*Work to complete:*
Which lines hold the string "Consultation"? Copy every one of them.
>> Begin Input data
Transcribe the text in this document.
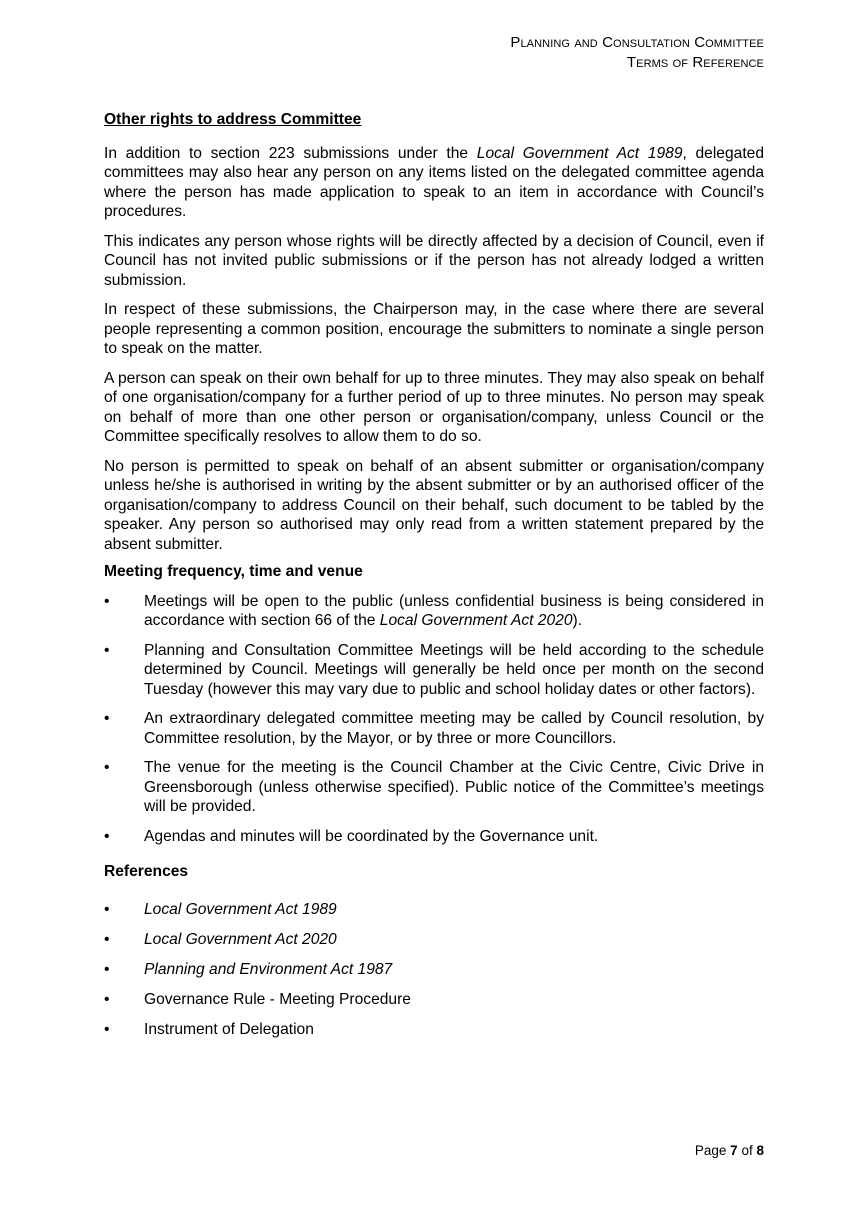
Planning and Consultation Committee
Terms of Reference
Other rights to address Committee

In addition to section 223 submissions under the Local Government Act 1989, delegated committees may also hear any person on any items listed on the delegated committee agenda where the person has made application to speak to an item in accordance with Council’s procedures.

This indicates any person whose rights will be directly affected by a decision of Council, even if Council has not invited public submissions or if the person has not already lodged a written submission.

In respect of these submissions, the Chairperson may, in the case where there are several people representing a common position, encourage the submitters to nominate a single person to speak on the matter.

A person can speak on their own behalf for up to three minutes. They may also speak on behalf of one organisation/company for a further period of up to three minutes. No person may speak on behalf of more than one other person or organisation/company, unless Council or the Committee specifically resolves to allow them to do so.

No person is permitted to speak on behalf of an absent submitter or organisation/company unless he/she is authorised in writing by the absent submitter or by an authorised officer of the organisation/company to address Council on their behalf, such document to be tabled by the speaker. Any person so authorised may only read from a written statement prepared by the absent submitter.

Meeting frequency, time and venue
•	Meetings will be open to the public (unless confidential business is being considered in accordance with section 66 of the Local Government Act 2020).
•	Planning and Consultation Committee Meetings will be held according to the schedule determined by Council. Meetings will generally be held once per month on the second Tuesday (however this may vary due to public and school holiday dates or other factors).
•	An extraordinary delegated committee meeting may be called by Council resolution, by Committee resolution, by the Mayor, or by three or more Councillors.
•	The venue for the meeting is the Council Chamber at the Civic Centre, Civic Drive in Greensborough (unless otherwise specified). Public notice of the Committee’s meetings will be provided.
•	Agendas and minutes will be coordinated by the Governance unit.
References
•	Local Government Act 1989
•	Local Government Act 2020
•	Planning and Environment Act 1987
•	Governance Rule - Meeting Procedure
•	Instrument of Delegation
Page 7 of 8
>> End Input data
*Full answer:*
Planning and Consultation Committee
•	Planning and Consultation Committee Meetings will be held according to the schedule determined by Council. Meetings will generally be held once per month on the second Tuesday (however this may vary due to public and school holiday dates or other factors).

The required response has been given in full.